# THINGS TO DO
1. Answer these questions using the review of the book Goddesses:
(a) Who compiled Campbell's Goddess material into book form?
(b) In which years did the two earlier editors attempt the project?
(c) What is the title of the chapter that serves as Campbell's Introduction?
2. Copy word for word the stretch of the review of the book Goddesses from "First Joseph Campbell" through "and other scholars.".

# EXTRACT PROVIDED
◆ ◆ ◆ ◆
Monday, February 24, 2014

First Joseph Campbell Book on 'Goddesses'

Goddesses: Mysteries of the Feminine Divine by Joseph Campbell, edited by Safron Rossi, New World Library (2014), hardcover, 336 pages.

Although Joseph Campbell  (1904-1987) wrote some material on goddesses and included Goddess mythology in his lectures, this is Campbell's the first book (published posthumously) devoted specifically to these topics. Campbell’s Goddess material has been compiled into book form by Safron Rossi, curator of Collections at Opus Archives and Research Center at the Joseph Campbell Foundation (JCF) , which houses the Campbell archives as well as those of Marija Gimbutas and other scholars.

One might ask: What took so long? That is a story in itself. According to JCF’s David Kudler, “In 1980, when JCF president Robert Walter was working as Joseph Campbell's editor, the two men drew up a list of books that Campbell felt were important to publish. At the top of that list was a book on the feminine divine.” The project went slowly, however, primarily because Walter was not satisfied with the efforts of two previous editors who attempted the task, the first in 1989 and the second in 1997. “The third time’s the charm,” Walter says of Safron Rossi’s successful editorial work in the just-published volume. (See video interview with Walter at end of this review for more details.)

In her Foreword to Goddesses, Rossi,  a Ph.D. associate core faculty at Pacifica Graduate Institute, explains the influence of Marija Gimbutas on the development of Campbell’s work on the female divine, and that Goddesses was created to “honor the legacies” of both Gimbutas and Campbell. Rossi writes: “The exploration and study of goddess mythology has progressed significantly since Campbell presented these lectures over three decade ago. It is my hope that this volume holds the counterpoint to the idea that Campbell was focused solely on the hero and was not sensitive to or did not find of interest goddesses….”

Indeed this book, which contains not only the narrative but also many of the pictures from the slides Campbell used in his lectures, achieves that goal. It is valuable both for Campbell’s insights and as a historical document, showing us what was known on the subject nearing the end of the 1980s—some of which remains our best knowledge to date and some of which has been updated by later information, especially archeological finds and anthropological work.

Serving as Campbell’s Introduction to the book is a chapter titled, “On the Great Goddess,” which draws on a 1980 article by Campbell in Parabola and material from Campbell’s Historical Atlas of World Mythology, Vol. 2. The Introduction begins to explore what Campbell saw as a shift in male and female roles, which he calls archetypical, and differences between female and male magic; the Goddess in the “Old Stone Age,”and in the time of “early planters,” including archeological finds from Catal Huyuk; what Campbell calls “The Golden Age” of the Goddess, her subsequent “degradation,” and her “return.” These discussions include a variety of cultures. Campbell’s Introduction ends with this question:
 “And is it likely, do you think, after all her years and millennia of changing forms and conditions, that she is now unable to let her daughters know who they are?”
◆ ◆ ◆ ◆
# ENTRIES PROVIDED

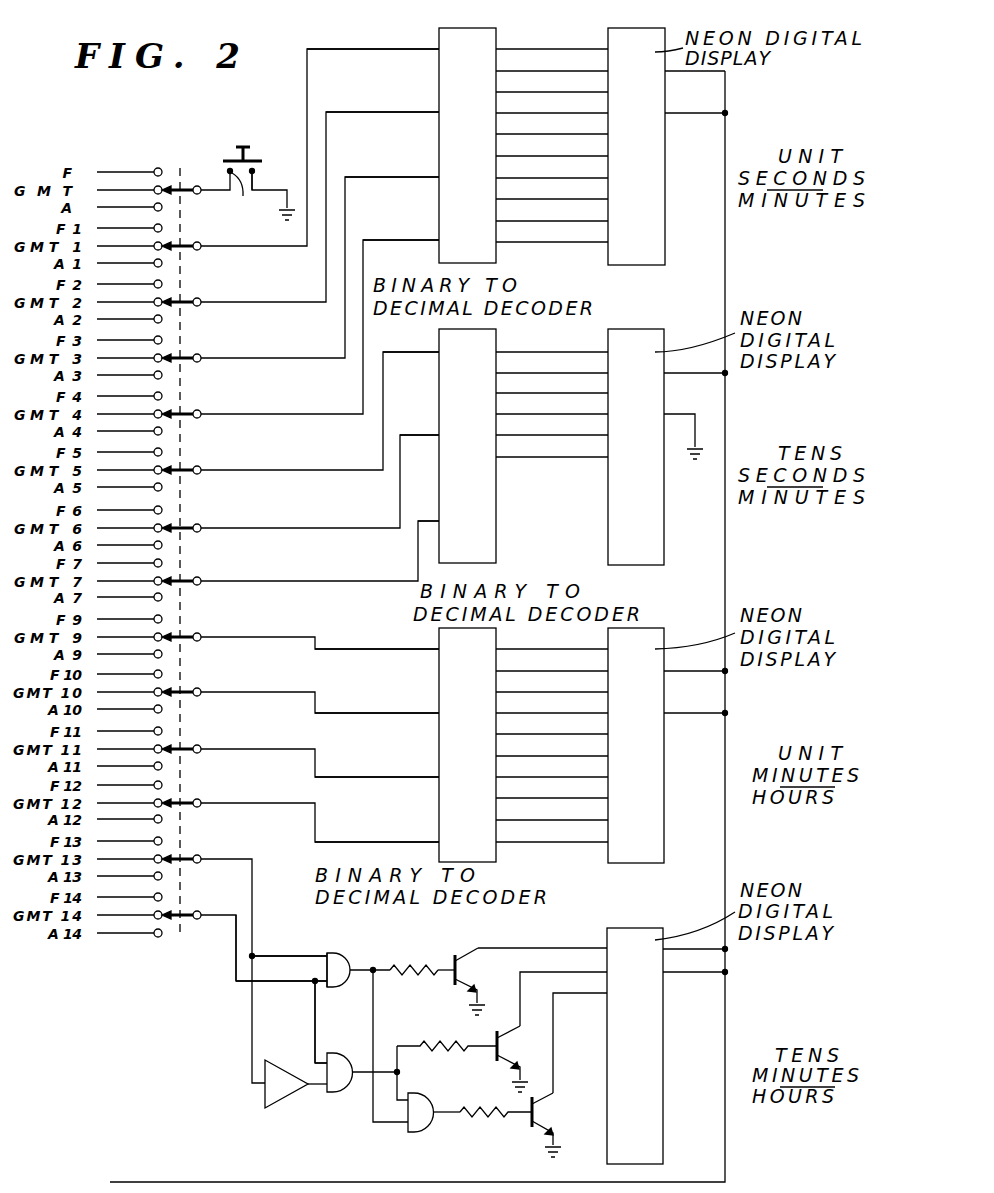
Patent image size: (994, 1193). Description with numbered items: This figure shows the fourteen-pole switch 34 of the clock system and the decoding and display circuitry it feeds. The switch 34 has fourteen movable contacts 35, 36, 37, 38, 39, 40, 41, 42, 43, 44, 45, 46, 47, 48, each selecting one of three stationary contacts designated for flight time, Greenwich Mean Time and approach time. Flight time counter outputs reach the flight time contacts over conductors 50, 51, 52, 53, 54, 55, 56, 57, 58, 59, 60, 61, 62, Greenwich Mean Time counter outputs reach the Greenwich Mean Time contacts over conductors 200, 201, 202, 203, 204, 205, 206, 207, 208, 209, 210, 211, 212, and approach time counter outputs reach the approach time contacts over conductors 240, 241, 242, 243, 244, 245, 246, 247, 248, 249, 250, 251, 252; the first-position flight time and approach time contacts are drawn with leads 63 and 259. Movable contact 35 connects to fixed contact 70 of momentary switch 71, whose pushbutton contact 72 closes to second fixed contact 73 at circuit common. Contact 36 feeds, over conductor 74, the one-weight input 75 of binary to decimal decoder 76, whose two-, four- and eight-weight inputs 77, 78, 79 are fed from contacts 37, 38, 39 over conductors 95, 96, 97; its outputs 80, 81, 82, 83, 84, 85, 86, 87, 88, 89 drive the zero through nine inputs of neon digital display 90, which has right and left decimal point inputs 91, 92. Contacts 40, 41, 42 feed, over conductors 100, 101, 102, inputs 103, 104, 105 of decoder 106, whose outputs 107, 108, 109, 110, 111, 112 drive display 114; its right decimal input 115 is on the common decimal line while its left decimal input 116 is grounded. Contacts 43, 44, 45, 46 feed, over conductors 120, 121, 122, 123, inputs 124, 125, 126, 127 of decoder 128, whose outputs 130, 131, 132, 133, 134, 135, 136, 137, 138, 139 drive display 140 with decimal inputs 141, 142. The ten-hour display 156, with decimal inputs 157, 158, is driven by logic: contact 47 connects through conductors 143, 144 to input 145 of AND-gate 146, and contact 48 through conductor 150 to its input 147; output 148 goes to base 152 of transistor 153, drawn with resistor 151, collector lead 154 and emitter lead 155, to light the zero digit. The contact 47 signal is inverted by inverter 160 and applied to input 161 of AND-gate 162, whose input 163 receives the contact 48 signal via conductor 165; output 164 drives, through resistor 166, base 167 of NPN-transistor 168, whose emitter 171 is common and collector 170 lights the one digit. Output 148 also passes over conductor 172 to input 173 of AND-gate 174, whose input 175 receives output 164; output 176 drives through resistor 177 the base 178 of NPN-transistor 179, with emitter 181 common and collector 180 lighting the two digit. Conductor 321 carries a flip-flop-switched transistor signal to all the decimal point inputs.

The 14-pole switch 34 is at (180, 167).
The movable contact 35 is at (195, 194).
The movable contact 36 is at (195, 250).
The movable contact 37 is at (195, 306).
The movable contact 38 is at (195, 362).
The movable contact 39 is at (195, 418).
The movable contact 40 is at (195, 474).
The movable contact 41 is at (195, 532).
The movable contact 42 is at (195, 585).
The movable contact 43 is at (195, 641).
The movable contact 44 is at (195, 696).
The movable contact 45 is at (195, 753).
The movable contact 46 is at (195, 807).
The movable contact 47 is at (195, 863).
The movable contact 48 is at (193, 919).
The F input line 63 is at (139, 171).
The conductor 50 is at (139, 227).
The conductor 51 is at (139, 283).
The conductor 52 is at (139, 339).
The conductor 53 is at (139, 395).
The conductor 54 is at (139, 451).
The conductor 55 is at (139, 509).
The conductor 56 is at (139, 562).
The conductor 57 is at (139, 618).
The conductor 58 is at (139, 673).
The conductor 59 is at (139, 730).
The conductor 60 is at (139, 784).
The conductor 61 is at (139, 840).
The conductor 62 is at (139, 896).
The conductor 200 is at (139, 245).
The conductor 201 is at (139, 301).
The conductor 202 is at (139, 357).
The conductor 203 is at (139, 413).
The conductor 204 is at (139, 469).
The conductor 205 is at (139, 527).
The conductor 206 is at (139, 580).
The conductor 207 is at (139, 636).
The conductor 208 is at (139, 691).
The conductor 209 is at (139, 748).
The conductor 210 is at (139, 802).
The conductor 211 is at (139, 858).
The conductor 212 is at (139, 914).
The A input line 259 is at (139, 206).
The conductor 240 is at (139, 262).
The conductor 241 is at (139, 318).
The conductor 242 is at (139, 374).
The conductor 243 is at (139, 430).
The conductor 244 is at (139, 486).
The conductor 245 is at (139, 544).
The conductor 246 is at (139, 596).
The conductor 247 is at (139, 653).
The conductor 248 is at (139, 708).
The conductor 249 is at (139, 765).
The conductor 250 is at (139, 818).
The conductor 251 is at (139, 875).
The conductor 252 is at (139, 932).
The fixed contact 70 is at (248, 195).
The momentary switch 71 is at (246, 141).
The movable pushbutton contact 72 is at (252, 158).
The second fixed contact 73 is at (256, 173).
The conductor 74 is at (353, 49).
The input 75 is at (437, 51).
The binary to decimal decoder 76 is at (496, 36).
The input 77 is at (437, 115).
The input 78 is at (437, 180).
The input 79 is at (438, 240).
The output 80 is at (502, 49).
The output 81 is at (502, 71).
The output 82 is at (502, 92).
The output 83 is at (502, 113).
The output 84 is at (502, 134).
The output 85 is at (502, 156).
The output 86 is at (502, 178).
The output 87 is at (502, 199).
The output 88 is at (502, 221).
The output 89 is at (502, 242).
The neon digital display 90 is at (663, 38).
The right decimal point input 91 is at (667, 72).
The left decimal point input 92 is at (667, 114).
The conductor 321 is at (728, 137).
The conductor 95 is at (295, 304).
The conductor 96 is at (295, 360).
The conductor 97 is at (295, 416).
The conductor 100 is at (287, 472).
The conductor 101 is at (287, 530).
The conductor 102 is at (287, 583).
The input 103 is at (437, 355).
The input 104 is at (437, 438).
The input 105 is at (437, 518).
The binary to decimal decoder 106 is at (498, 512).
The output 107 is at (502, 352).
The output 108 is at (502, 373).
The output 109 is at (502, 393).
The output 110 is at (502, 414).
The output 111 is at (502, 435).
The output 112 is at (502, 457).
The neon digital display 114 is at (665, 524).
The right decimal input 115 is at (667, 375).
The left decimal input 116 is at (697, 415).
The conductor 120 is at (287, 639).
The conductor 121 is at (287, 694).
The conductor 122 is at (287, 751).
The conductor 123 is at (282, 805).
The input 124 is at (437, 652).
The input 125 is at (437, 716).
The input 126 is at (437, 780).
The input 127 is at (437, 843).
The binary to decimal decoder 128 is at (497, 862).
The output 130 is at (502, 649).
The output 131 is at (502, 671).
The output 132 is at (502, 692).
The output 133 is at (502, 713).
The output 134 is at (502, 734).
The output 135 is at (502, 756).
The output 136 is at (502, 777).
The output 137 is at (502, 798).
The output 138 is at (502, 820).
The output 139 is at (502, 842).
The neon digital display 140 is at (640, 864).
The right decimal input 141 is at (667, 672).
The left decimal input 142 is at (667, 713).
The conductor 143 is at (254, 900).
The conductor 144 is at (288, 955).
The input 145 is at (327, 958).
The AND-gate 146 is at (339, 956).
The second input 147 is at (316, 986).
The output 148 is at (353, 968).
The conductor 150 is at (236, 958).
The resistor 151 is at (410, 962).
The base 152 is at (452, 954).
The transistor 153 is at (462, 964).
The collector lead 154 is at (479, 947).
The emitter to ground 155 is at (466, 992).
The neon digital display 156 is at (664, 1066).
The right decimal input 157 is at (667, 948).
The left decimal input 158 is at (666, 974).
The inverter 160 is at (266, 1097).
The input 161 is at (325, 1088).
The AND-gate 162 is at (340, 1056).
The input 163 is at (315, 1062).
The output 164 is at (349, 1082).
The conductor 165 is at (314, 1017).
The resistor 166 is at (427, 1040).
The base 167 is at (483, 1038).
The NPN-transistor 168 is at (503, 1043).
The collector 170 is at (515, 1028).
The emitter 171 is at (506, 1060).
The conductor 172 is at (373, 1020).
The input 173 is at (408, 1128).
The AND-gate 174 is at (424, 1131).
The input 175 is at (400, 1100).
The output 176 is at (434, 1110).
The resistor 177 is at (483, 1117).
The base 178 is at (528, 1122).
The NPN-transistor 179 is at (549, 1110).
The collector 180 is at (548, 1098).
The emitter 181 is at (552, 1125).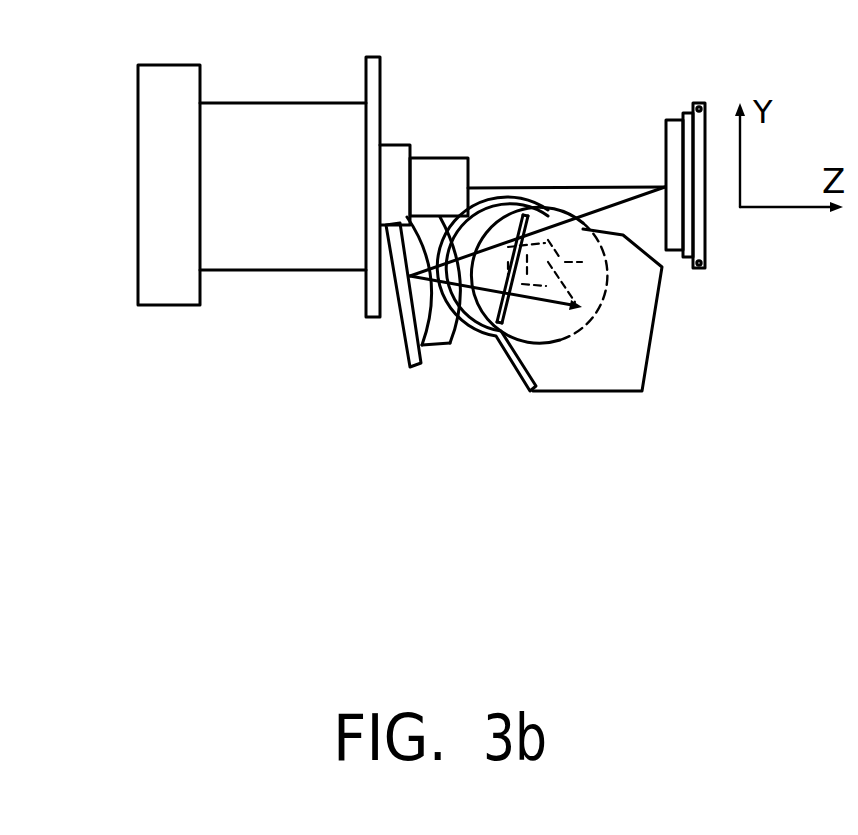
◆ ◆ ◆ ◆
# WRITTEN RESPONSES
1.
(a) Safron Rossi
(b) 1989 and 1997
(c) "On the Great Goddess"

2.
First Joseph Campbell Book on 'Goddesses'

Goddesses: Mysteries of the Feminine Divine by Joseph Campbell, edited by Safron Rossi, New World Library (2014), hardcover, 336 pages.

Although Joseph Campbell  (1904-1987) wrote some material on goddesses and included Goddess mythology in his lectures, this is Campbell's the first book (published posthumously) devoted specifically to these topics. Campbell’s Goddess material has been compiled into book form by Safron Rossi, curator of Collections at Opus Archives and Research Center at the Joseph Campbell Foundation (JCF) , which houses the Campbell archives as well as those of Marija Gimbutas and other scholars.